Lines containing the string "initials" are to be collected in full.

※

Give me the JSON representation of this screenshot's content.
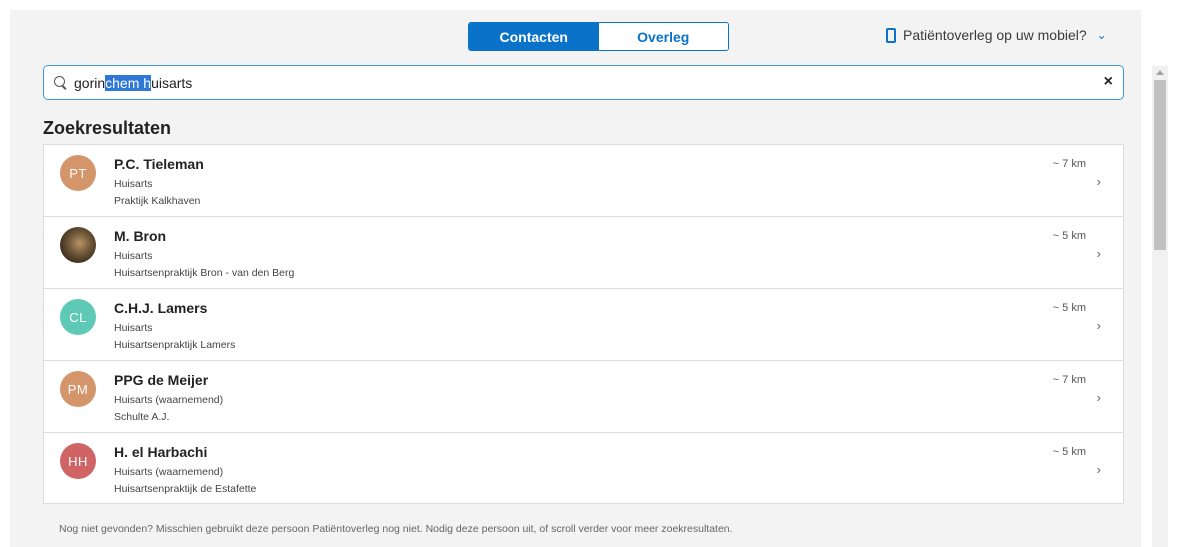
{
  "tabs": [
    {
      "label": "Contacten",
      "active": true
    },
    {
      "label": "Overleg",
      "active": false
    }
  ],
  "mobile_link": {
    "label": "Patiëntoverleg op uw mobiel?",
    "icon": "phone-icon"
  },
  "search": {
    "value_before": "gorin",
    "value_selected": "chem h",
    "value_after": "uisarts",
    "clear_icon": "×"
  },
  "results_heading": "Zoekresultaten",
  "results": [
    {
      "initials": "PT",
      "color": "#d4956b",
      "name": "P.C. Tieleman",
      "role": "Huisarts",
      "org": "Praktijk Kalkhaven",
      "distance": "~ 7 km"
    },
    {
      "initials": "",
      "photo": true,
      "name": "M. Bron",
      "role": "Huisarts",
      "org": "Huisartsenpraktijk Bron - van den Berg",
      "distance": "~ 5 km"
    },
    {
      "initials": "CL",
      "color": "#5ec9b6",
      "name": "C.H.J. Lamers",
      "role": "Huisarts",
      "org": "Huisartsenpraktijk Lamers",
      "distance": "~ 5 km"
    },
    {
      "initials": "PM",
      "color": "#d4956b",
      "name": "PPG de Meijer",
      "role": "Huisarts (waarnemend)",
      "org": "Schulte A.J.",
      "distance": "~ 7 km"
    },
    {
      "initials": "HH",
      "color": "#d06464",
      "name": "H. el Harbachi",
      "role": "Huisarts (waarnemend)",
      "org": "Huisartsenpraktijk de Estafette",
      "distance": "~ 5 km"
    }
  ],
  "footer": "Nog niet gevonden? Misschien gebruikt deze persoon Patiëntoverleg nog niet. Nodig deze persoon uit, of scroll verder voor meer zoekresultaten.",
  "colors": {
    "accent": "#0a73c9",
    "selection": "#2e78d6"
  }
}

※

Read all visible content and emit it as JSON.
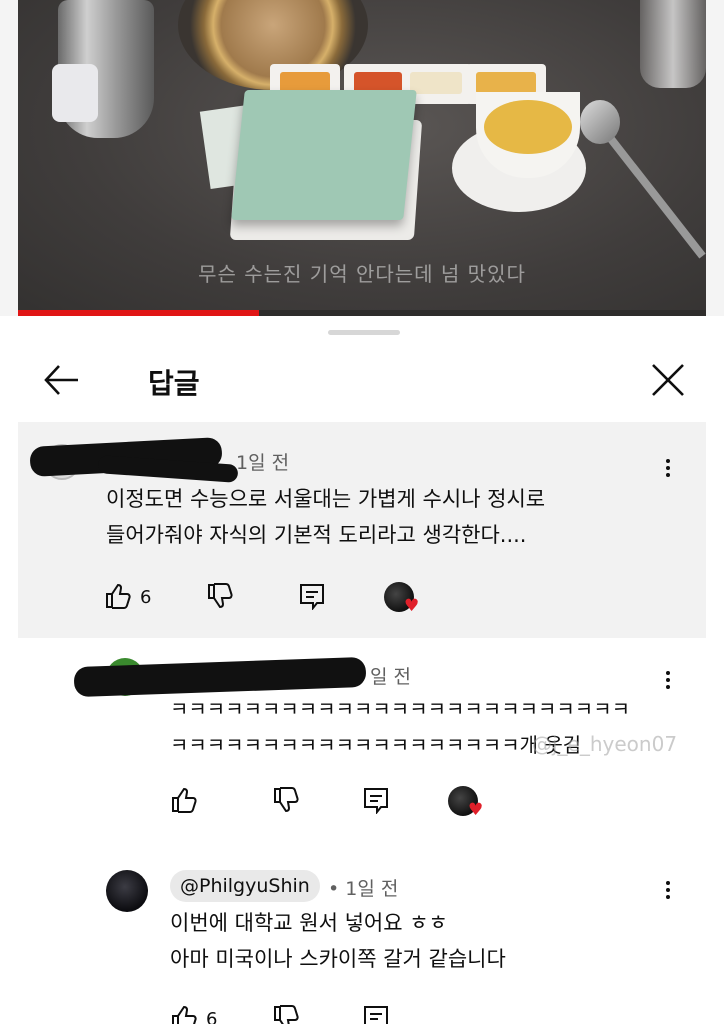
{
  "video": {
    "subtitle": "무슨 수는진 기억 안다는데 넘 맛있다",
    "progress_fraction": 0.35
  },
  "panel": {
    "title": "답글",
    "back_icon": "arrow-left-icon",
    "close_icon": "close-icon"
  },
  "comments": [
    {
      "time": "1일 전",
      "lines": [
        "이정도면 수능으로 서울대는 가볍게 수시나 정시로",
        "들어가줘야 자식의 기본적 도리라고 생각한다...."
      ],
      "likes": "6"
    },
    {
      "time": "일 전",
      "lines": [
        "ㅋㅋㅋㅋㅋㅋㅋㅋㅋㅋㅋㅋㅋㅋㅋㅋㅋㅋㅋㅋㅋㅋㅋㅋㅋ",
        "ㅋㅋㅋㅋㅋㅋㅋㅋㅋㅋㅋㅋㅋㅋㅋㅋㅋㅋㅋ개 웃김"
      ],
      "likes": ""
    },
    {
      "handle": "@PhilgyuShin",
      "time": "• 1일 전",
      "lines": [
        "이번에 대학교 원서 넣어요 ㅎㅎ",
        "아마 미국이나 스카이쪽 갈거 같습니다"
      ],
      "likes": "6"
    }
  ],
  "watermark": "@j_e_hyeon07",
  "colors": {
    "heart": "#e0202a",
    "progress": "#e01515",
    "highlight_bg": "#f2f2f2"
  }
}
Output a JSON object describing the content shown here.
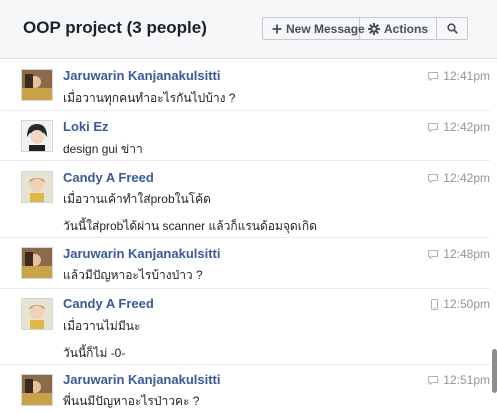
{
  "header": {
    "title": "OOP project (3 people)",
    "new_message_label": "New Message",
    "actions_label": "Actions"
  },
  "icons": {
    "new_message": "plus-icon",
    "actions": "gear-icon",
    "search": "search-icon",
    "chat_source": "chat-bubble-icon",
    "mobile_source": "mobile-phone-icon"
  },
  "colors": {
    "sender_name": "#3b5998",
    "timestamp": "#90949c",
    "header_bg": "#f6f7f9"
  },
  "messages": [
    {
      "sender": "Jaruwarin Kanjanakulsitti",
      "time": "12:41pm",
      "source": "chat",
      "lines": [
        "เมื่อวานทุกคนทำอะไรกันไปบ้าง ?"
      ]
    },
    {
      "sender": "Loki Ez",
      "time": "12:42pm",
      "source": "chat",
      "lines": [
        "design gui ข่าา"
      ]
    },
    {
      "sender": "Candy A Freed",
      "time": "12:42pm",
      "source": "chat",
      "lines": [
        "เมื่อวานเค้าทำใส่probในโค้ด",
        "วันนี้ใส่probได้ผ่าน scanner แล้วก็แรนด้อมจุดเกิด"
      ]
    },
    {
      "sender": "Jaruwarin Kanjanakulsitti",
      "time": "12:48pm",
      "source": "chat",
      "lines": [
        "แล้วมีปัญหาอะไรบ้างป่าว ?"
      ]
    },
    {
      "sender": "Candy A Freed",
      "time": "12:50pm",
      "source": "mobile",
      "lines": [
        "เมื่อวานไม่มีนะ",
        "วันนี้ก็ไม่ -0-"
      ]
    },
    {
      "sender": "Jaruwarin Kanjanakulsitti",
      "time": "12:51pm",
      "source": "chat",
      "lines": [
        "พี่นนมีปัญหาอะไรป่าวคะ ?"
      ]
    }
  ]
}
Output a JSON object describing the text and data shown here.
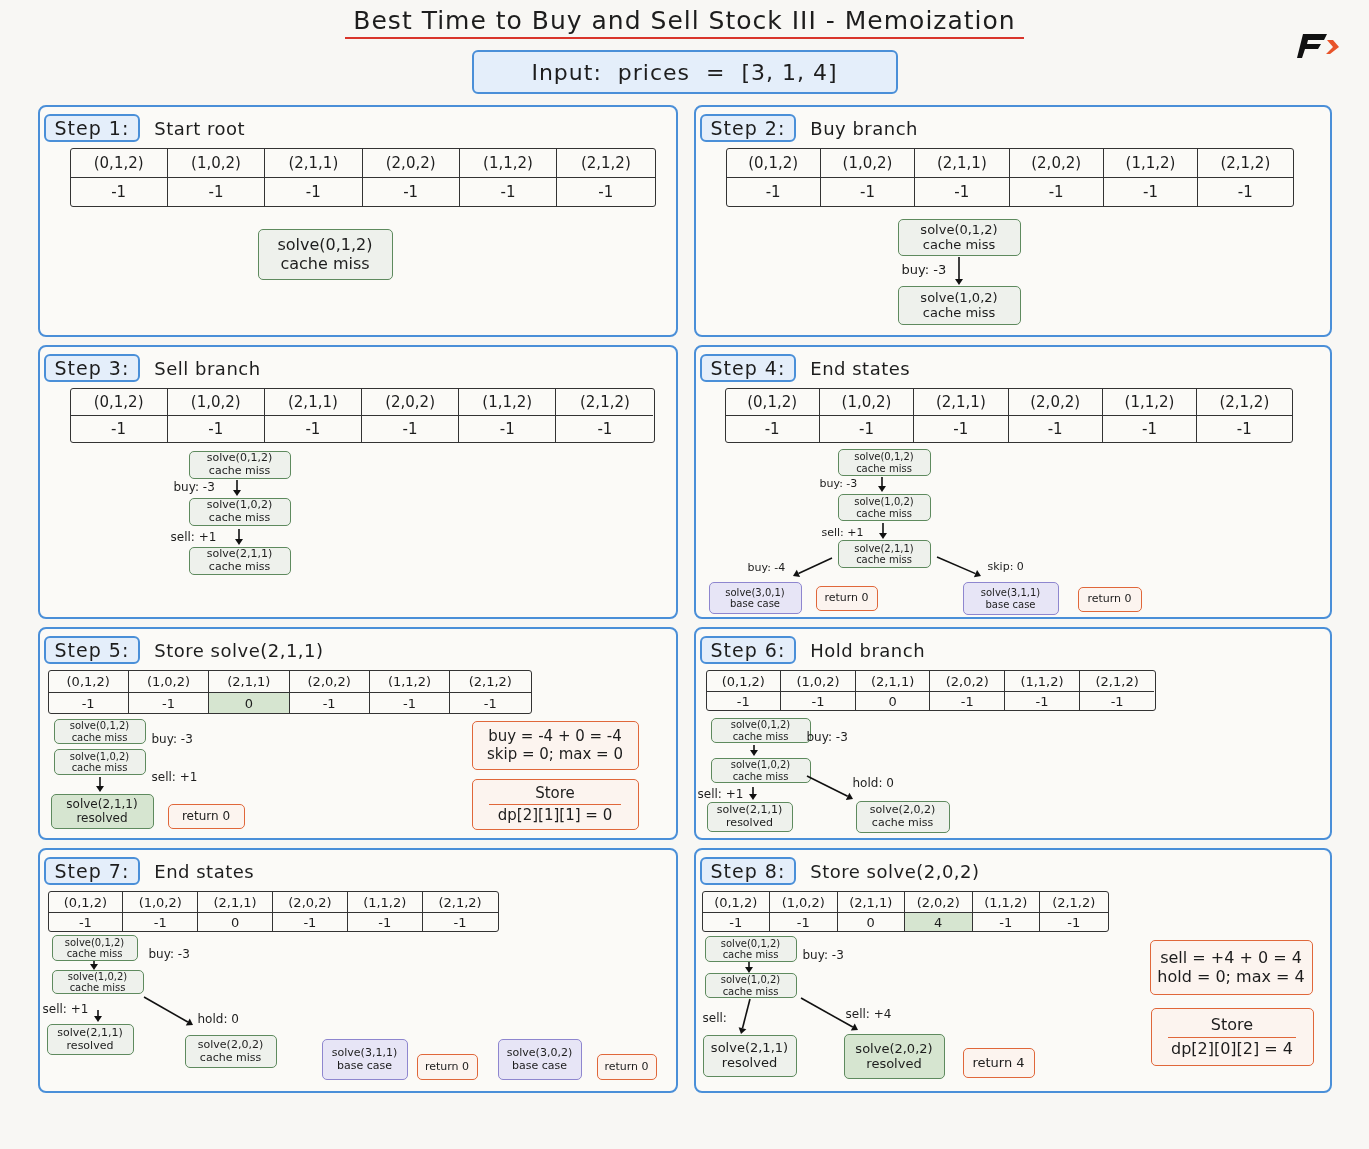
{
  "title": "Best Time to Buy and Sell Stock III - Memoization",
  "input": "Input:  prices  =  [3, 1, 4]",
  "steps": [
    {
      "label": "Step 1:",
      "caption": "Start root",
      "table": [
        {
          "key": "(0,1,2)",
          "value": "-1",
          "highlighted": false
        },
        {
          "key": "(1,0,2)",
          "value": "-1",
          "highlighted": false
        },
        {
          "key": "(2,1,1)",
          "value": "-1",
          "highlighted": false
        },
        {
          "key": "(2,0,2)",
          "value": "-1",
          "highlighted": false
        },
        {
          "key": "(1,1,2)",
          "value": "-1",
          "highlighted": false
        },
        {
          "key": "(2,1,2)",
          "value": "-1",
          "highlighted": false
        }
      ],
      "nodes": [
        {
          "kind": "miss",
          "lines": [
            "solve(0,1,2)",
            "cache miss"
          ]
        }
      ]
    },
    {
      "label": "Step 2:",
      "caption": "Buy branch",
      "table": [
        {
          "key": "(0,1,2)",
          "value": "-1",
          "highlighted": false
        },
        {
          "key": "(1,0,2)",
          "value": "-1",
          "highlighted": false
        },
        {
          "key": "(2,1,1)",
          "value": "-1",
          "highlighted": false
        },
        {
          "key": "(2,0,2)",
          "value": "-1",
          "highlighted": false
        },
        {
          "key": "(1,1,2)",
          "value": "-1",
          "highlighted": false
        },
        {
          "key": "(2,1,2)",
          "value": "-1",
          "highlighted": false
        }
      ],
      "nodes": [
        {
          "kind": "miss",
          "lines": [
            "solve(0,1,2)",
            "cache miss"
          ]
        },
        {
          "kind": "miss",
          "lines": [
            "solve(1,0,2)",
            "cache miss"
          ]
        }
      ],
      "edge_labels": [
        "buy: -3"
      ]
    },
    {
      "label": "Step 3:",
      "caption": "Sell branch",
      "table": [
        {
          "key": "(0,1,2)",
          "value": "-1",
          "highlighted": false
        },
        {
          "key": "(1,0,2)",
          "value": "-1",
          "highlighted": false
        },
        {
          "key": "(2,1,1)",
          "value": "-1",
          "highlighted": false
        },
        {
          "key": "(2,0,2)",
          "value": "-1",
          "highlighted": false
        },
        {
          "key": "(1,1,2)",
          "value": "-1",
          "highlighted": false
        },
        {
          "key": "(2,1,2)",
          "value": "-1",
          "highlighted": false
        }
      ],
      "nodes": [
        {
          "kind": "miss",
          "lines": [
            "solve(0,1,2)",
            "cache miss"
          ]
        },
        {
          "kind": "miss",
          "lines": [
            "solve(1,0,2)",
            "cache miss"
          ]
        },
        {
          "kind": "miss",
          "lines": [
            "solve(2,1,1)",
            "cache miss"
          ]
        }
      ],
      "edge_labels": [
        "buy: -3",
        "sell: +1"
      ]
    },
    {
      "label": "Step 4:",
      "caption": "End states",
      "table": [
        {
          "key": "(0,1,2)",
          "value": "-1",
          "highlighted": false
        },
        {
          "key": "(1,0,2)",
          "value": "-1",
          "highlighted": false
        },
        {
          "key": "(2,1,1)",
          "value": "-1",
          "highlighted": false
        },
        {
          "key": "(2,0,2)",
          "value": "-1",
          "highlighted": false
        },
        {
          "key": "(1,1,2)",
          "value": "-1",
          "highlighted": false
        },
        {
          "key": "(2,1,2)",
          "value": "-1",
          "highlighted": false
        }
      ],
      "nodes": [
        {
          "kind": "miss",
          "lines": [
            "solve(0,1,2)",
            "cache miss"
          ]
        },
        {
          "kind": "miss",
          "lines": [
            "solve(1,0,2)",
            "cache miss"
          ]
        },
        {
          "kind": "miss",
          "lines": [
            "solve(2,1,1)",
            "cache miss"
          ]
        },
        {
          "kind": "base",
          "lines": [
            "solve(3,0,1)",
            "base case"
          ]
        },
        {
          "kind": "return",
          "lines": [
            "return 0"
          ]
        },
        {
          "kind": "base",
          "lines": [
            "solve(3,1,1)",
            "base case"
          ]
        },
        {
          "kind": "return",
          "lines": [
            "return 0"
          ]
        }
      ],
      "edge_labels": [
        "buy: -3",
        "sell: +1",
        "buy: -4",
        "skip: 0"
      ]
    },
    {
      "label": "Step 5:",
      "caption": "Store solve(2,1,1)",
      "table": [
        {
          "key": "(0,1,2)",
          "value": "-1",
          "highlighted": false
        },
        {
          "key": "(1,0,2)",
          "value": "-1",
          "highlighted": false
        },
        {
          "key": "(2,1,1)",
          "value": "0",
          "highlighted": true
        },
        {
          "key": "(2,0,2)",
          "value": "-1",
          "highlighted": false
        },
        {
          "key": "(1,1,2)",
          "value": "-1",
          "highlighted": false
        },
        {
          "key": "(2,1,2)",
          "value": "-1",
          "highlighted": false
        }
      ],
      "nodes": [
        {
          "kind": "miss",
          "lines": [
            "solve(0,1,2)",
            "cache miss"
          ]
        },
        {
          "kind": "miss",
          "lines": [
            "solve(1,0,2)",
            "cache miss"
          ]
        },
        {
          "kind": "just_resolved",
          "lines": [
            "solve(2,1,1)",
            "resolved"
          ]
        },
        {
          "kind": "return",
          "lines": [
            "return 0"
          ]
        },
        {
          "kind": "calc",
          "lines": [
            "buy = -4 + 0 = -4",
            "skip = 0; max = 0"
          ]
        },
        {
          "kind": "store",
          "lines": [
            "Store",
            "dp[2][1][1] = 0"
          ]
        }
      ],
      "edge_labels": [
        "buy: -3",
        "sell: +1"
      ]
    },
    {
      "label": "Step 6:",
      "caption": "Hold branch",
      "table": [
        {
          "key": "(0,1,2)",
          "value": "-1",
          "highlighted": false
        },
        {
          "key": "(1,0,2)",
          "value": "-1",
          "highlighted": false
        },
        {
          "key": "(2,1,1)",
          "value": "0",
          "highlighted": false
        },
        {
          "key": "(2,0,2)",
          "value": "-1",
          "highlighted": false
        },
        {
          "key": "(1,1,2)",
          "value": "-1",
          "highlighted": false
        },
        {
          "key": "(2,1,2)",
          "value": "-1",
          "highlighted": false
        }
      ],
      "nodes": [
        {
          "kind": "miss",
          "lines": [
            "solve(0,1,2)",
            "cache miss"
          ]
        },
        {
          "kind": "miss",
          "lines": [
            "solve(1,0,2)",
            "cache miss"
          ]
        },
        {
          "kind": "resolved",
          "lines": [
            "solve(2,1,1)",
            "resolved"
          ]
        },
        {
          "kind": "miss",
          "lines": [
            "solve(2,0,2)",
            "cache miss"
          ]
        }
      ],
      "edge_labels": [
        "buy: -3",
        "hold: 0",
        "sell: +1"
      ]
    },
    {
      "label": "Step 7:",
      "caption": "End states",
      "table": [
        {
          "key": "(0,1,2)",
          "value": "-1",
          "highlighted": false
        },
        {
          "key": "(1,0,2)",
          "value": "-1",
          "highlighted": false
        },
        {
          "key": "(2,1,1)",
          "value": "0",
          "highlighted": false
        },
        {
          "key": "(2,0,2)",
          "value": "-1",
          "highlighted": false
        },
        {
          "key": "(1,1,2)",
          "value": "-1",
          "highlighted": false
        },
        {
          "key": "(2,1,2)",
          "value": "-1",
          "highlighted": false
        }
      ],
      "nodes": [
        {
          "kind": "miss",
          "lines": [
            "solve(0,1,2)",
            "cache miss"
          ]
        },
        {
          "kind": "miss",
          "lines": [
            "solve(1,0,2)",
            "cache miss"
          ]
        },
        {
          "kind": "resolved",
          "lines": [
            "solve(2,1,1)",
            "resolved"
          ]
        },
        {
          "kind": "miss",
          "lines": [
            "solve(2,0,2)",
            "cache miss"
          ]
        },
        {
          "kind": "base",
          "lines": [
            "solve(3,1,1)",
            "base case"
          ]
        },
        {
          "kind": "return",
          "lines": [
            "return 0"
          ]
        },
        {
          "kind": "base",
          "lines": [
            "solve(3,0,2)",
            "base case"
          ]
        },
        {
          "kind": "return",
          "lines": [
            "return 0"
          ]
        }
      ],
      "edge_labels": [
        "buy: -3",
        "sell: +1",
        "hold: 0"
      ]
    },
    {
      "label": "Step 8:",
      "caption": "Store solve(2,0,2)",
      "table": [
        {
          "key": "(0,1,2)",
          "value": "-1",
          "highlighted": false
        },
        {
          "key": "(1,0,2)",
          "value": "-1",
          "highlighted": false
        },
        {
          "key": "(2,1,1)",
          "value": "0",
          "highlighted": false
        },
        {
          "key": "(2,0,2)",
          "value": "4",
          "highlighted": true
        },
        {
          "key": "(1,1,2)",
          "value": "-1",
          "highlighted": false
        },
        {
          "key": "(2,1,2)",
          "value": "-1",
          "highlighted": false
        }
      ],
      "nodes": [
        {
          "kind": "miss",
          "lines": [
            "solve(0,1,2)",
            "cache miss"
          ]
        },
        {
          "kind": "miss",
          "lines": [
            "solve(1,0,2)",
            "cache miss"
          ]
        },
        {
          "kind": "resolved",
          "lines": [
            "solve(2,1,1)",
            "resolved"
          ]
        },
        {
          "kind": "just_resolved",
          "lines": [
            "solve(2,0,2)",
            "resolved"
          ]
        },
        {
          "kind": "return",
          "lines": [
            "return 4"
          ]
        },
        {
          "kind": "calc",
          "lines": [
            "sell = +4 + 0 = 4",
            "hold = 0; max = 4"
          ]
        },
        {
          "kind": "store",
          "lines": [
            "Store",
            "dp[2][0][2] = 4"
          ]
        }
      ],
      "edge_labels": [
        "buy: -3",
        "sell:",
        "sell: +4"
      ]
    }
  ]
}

※

**Solution for this task:**
      "initials": "PT",
      "initials": "",
      "initials": "CL",
      "initials": "PM",
      "initials": "HH",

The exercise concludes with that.